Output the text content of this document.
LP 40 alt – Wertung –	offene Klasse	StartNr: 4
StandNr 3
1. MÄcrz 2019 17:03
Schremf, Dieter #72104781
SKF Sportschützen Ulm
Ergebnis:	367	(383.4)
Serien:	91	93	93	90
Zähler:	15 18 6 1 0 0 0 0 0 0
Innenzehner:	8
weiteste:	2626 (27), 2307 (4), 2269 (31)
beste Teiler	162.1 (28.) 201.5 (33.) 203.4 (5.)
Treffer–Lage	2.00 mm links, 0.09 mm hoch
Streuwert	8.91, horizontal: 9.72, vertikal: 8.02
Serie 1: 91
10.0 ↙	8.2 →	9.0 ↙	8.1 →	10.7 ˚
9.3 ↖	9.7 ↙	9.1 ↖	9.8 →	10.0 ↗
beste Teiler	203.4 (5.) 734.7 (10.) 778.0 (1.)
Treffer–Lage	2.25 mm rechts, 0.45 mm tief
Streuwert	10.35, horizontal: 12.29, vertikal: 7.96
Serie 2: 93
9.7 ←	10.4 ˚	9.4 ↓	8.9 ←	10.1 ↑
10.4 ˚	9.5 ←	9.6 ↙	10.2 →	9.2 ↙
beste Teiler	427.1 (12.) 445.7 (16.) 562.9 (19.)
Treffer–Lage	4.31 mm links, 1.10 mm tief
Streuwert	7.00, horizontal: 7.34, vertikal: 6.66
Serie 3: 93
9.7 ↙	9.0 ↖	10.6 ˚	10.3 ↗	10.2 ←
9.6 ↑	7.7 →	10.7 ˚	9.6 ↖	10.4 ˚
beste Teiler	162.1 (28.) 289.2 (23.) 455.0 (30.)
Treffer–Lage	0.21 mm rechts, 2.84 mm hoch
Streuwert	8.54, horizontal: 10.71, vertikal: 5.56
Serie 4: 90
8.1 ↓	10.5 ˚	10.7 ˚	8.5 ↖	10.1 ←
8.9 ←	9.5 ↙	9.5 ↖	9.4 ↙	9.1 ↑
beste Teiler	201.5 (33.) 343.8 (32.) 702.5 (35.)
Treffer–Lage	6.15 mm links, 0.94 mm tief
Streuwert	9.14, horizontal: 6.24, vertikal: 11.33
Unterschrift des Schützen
____________________
Look through the data and show every line containing "Treffer".

Treffer–Lage	2.00 mm links, 0.09 mm hoch
Treffer–Lage	2.25 mm rechts, 0.45 mm tief
Treffer–Lage	4.31 mm links, 1.10 mm tief
Treffer–Lage	0.21 mm rechts, 2.84 mm hoch
Treffer–Lage	6.15 mm links, 0.94 mm tief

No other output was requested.